*Page excerpt*
In light of this, Foucault is asked about the “enormous proliferation in the last fifteen years of male homosexual practices: the sensualization, if you like, of neglected parts of the body and the articulation of new pleasures.”19 He responds by praising S&M as innovative because it allows for an alternate formation of subjectivity by offering new possibilities (separate from modernity’s sexual ethos of surveillance, discipline, and control) for being and relating to others. Foucault centers these possibilities on S&M’s innovative nongenital practices of pleasure:
[S&M] is the real creation of new possibilities of pleasure, which people had no idea about previously. . . . We know very well what all those people are doing is not aggressive; they are inventing new possibilities of pleasure with strange parts of their body—through the eroticization of the body. I think it’s a kind of creation, a creative enterprise which has as one of its main features what I call the desexualization of pleasure. The idea that bodily pleasure should always come from sexual pleasure as the root of all our possible pleasure—I think that’s something quite wrong. These practices are insisting that we can produce pleasure with very odd things, very strange parts of our bodies, in very unusual situations, and so on.20
According to Foucault, the practice of S&M redraws the lines between pleasure and eroticism. Scientia sexualis, he argues, has privileged genitally based sexuality; S&M’s mobilization of a myriad of other body parts for pleasure turns eroticism into a nongenital, creative act. Foucault locates both resistance to a reproductive imperative and freedom in these continuous possibilities of creation and pleasure. In this schema, he posits pleasure and creativity against desire and violence. Desire, he argues, is mired in a psychoanalytic concept of lack and anticipation, while pleasure is marked by a temporality of the present. S&M reorganizes the body to emphasize pleasure rather than identity or discipline; it offers tangible corporeal freedom.
Another important side of S&M emerges in this interview. Beyond thinking about it solely as a practice of the self, Foucault regards it as a type of collectivity, a subculture. As a subculture, S&M is part of dominant society, but it offers a space for difference and possibilities for resistance and freedom by illuminating forms of organization outside of the heterosexual norm. Here, we must remember that Foucault understands S&M as an emergent sexual subculture, which arose as an alternative to 1950s homophile societies as a place for gay men to assert and play with their masculinity.21 Thinking about S&M as a subculture allows Foucault to imagine alternative kinship structures. Rather than being bound by reproduction, these men are linked through the collective practice of S&M. This subculture offers a space for difference and possibilities for resistance and freedom.

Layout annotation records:
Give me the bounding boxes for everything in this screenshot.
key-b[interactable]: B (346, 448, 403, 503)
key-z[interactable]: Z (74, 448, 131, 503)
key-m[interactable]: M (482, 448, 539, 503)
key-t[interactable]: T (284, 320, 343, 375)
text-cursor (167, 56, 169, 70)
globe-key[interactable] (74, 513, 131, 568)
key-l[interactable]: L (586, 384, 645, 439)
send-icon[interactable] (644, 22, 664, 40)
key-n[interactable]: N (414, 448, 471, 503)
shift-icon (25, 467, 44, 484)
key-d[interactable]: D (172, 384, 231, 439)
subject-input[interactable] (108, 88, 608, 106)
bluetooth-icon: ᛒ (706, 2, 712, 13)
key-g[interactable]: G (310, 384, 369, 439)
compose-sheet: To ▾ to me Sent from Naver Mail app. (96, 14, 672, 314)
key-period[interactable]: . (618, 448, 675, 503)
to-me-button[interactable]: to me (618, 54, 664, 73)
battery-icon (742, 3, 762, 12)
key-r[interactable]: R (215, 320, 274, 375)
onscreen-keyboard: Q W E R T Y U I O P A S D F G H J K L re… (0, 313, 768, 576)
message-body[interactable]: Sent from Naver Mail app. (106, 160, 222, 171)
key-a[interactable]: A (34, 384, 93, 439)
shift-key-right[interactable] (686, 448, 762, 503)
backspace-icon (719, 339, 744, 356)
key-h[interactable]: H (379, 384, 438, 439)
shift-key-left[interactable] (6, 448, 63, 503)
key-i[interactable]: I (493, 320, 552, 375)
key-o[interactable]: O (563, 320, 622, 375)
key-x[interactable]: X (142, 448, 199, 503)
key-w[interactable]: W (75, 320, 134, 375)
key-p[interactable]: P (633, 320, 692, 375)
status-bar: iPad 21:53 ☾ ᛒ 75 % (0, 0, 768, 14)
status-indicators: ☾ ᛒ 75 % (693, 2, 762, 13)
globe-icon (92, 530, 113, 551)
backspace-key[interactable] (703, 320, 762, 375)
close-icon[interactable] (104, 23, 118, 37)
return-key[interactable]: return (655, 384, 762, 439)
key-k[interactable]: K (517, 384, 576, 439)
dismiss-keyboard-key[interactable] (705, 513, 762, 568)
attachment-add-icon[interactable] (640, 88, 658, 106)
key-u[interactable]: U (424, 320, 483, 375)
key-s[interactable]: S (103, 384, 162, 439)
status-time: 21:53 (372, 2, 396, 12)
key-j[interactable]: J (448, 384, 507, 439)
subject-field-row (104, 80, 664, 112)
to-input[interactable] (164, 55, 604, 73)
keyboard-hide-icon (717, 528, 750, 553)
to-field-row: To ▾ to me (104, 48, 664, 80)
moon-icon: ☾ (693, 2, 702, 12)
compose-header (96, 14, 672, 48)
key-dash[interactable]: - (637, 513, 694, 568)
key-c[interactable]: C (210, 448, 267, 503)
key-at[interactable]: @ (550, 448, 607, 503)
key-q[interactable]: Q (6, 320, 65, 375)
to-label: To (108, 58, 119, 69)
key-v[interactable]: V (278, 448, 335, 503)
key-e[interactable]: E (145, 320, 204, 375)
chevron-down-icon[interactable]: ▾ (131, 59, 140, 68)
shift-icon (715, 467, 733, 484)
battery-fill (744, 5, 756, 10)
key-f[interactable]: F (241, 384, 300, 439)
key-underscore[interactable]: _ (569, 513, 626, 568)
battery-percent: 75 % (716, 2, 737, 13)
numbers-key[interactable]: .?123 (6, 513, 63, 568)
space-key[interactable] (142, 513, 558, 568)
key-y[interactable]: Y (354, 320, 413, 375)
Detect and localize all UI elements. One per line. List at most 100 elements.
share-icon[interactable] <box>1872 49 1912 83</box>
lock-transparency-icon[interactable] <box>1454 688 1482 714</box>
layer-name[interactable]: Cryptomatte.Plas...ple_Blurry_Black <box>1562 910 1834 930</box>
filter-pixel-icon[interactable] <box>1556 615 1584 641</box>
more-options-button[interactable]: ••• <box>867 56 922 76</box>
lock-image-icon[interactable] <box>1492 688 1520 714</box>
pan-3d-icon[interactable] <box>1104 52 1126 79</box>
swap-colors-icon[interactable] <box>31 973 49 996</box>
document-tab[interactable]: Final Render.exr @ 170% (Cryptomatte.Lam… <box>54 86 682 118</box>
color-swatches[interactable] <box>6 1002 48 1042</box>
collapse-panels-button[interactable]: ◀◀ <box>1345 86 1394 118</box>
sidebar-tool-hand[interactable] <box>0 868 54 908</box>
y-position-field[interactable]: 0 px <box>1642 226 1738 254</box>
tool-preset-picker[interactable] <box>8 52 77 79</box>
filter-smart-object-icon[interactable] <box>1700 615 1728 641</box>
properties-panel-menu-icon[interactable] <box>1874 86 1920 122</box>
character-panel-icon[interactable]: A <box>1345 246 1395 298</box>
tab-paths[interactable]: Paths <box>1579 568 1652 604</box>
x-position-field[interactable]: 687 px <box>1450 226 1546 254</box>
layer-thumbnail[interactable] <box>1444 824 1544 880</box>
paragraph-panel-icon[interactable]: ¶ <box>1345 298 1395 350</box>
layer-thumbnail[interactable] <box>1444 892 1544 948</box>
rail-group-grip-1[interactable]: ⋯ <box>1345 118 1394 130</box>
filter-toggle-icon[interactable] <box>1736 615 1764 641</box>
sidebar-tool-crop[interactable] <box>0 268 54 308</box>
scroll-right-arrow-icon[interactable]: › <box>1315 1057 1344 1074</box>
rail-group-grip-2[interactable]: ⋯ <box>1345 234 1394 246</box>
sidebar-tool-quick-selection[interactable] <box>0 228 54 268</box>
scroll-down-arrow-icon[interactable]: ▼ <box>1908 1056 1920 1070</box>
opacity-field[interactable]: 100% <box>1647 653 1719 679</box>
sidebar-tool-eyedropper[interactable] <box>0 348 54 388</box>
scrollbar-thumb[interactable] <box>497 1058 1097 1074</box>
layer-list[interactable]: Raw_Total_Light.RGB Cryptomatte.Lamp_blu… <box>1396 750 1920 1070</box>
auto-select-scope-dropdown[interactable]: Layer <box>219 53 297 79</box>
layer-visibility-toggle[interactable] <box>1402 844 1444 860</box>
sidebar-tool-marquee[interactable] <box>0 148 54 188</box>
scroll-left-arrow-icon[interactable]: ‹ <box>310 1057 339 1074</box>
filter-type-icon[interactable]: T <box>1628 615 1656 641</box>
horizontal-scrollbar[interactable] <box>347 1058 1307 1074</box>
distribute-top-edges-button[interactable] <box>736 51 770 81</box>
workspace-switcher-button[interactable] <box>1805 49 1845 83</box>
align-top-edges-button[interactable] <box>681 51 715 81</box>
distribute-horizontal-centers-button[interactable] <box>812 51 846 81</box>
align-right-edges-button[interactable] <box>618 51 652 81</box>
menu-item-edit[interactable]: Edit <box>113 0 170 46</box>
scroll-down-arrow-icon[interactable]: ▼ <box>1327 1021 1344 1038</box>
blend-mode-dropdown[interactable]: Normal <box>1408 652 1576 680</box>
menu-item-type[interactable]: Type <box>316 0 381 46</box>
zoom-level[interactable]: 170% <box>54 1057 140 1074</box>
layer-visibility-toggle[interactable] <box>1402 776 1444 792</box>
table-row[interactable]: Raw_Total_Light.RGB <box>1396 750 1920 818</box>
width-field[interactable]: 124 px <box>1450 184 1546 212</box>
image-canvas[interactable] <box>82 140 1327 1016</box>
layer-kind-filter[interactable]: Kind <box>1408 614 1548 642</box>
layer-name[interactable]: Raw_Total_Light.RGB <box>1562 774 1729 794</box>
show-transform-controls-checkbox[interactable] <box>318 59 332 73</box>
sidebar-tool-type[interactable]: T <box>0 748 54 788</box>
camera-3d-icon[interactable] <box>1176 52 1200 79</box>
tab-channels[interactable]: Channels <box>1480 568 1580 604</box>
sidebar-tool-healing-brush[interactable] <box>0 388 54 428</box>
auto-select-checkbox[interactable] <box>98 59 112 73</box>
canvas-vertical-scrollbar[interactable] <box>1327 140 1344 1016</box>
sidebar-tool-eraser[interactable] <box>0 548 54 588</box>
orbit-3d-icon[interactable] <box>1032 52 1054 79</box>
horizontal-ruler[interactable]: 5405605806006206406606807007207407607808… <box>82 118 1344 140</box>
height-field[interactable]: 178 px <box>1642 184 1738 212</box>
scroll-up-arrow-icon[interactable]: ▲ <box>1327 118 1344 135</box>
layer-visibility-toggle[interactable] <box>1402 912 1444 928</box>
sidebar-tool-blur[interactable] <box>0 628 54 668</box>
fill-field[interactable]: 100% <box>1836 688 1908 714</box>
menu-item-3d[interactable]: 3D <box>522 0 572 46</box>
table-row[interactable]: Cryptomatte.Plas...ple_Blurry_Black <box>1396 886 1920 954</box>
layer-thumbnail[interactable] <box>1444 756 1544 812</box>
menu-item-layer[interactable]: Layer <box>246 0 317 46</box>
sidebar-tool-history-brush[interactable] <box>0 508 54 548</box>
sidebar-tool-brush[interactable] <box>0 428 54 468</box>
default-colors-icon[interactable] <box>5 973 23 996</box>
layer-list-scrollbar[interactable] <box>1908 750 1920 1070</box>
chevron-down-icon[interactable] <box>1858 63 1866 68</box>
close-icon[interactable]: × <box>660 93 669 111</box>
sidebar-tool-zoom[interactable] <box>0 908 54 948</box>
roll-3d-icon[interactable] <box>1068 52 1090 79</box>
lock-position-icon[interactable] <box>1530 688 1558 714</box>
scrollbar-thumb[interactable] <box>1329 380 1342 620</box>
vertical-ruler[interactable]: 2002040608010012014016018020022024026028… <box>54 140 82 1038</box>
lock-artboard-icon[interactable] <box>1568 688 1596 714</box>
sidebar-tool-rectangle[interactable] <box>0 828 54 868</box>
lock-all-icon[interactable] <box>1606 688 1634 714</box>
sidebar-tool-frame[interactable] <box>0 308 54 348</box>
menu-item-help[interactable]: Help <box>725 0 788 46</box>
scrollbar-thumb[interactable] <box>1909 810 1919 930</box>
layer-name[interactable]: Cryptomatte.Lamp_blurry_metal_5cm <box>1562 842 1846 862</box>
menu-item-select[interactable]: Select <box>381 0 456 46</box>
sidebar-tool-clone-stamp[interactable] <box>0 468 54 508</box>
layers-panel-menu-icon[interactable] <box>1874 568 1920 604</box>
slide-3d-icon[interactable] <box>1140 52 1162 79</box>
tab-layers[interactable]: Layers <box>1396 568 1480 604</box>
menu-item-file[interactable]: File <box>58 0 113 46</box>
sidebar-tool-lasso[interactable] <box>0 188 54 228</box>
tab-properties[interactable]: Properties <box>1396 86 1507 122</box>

*Short exercise*
Continue the passage on Foucault and S&M from its last sentence onward.

*Result of the exercise*
Foucault’s delight in the productive potential of S&M is palpable. At various points in the interview he describes S&M as “the use of a strategic relationship as a source of pleasure (physical pleasure),” “the real creation of new possibilities of pleasure,” and “the eroticization of power.”22 Underlying this sense of glee is a theory of S&M, a theory of its origins, practice, and ethics. Foucault’s S&M is a practice of eroticized manipulations of power involving bodies, pleasure, and pain between men or women. His interest in the eroticization of power signals, not only admiration for a sex practice that functions outside the reproductive imperative, but also a desire to think power in a new modality, to think about not just the power of eroticism but the eroticism of power.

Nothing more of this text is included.